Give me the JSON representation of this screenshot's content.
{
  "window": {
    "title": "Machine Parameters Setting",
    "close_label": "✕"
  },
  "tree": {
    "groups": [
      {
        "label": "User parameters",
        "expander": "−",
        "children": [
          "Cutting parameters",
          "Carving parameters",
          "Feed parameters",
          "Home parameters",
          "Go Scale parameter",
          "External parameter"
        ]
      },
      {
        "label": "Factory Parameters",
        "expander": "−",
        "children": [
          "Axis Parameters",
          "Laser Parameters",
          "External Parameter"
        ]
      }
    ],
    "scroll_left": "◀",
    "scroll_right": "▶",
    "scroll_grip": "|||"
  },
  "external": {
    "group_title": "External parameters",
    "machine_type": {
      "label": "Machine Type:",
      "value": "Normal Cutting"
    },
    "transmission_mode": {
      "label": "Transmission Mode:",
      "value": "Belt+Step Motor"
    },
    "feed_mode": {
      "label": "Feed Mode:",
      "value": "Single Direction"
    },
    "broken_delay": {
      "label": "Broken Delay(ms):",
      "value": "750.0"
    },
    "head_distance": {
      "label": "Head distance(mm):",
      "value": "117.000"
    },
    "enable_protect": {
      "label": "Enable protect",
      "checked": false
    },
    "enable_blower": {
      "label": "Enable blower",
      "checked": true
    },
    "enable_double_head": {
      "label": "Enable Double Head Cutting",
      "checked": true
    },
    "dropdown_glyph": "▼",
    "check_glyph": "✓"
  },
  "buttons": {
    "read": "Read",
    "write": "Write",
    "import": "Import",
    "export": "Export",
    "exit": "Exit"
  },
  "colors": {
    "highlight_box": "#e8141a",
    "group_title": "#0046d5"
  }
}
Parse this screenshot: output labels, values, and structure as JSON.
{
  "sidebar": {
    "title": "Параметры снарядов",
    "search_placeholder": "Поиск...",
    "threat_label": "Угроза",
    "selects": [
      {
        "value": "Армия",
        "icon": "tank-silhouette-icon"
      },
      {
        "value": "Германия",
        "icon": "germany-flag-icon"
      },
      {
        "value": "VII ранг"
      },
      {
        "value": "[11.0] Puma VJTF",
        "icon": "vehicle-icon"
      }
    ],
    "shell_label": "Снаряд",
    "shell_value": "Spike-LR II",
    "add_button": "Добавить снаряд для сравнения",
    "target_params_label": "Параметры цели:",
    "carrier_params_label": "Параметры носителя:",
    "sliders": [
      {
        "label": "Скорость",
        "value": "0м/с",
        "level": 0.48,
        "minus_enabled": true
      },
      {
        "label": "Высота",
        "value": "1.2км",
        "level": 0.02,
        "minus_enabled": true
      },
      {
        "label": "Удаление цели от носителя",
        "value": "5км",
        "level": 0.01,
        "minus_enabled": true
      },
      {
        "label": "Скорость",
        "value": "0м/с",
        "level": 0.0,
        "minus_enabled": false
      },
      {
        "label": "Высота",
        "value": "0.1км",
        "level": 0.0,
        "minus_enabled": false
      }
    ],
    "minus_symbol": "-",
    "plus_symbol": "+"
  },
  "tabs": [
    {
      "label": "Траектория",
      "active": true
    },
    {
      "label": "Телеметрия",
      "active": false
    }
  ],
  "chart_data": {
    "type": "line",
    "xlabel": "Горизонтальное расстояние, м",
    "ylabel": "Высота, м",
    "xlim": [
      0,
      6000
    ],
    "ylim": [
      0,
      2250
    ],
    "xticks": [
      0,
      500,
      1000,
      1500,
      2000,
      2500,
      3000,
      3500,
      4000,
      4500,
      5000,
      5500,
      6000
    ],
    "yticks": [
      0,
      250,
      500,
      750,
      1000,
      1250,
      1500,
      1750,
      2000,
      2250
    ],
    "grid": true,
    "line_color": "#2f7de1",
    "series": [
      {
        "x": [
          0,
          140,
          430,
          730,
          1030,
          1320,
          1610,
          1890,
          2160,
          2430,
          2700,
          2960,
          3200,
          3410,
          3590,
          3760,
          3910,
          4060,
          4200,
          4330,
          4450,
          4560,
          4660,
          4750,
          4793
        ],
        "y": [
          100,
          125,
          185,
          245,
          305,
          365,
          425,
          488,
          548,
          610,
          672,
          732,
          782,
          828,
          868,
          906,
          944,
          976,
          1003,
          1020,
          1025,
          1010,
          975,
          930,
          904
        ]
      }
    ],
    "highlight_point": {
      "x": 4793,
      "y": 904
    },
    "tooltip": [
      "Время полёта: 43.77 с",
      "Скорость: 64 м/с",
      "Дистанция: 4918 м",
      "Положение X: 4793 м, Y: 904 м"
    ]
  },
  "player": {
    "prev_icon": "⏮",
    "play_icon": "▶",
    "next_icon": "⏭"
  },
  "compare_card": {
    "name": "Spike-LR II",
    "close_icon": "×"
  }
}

Stated problem -> From the listing above, report the number of lines containing the string "JSON", without any accompanying remarks.

Output for this exercise -> 2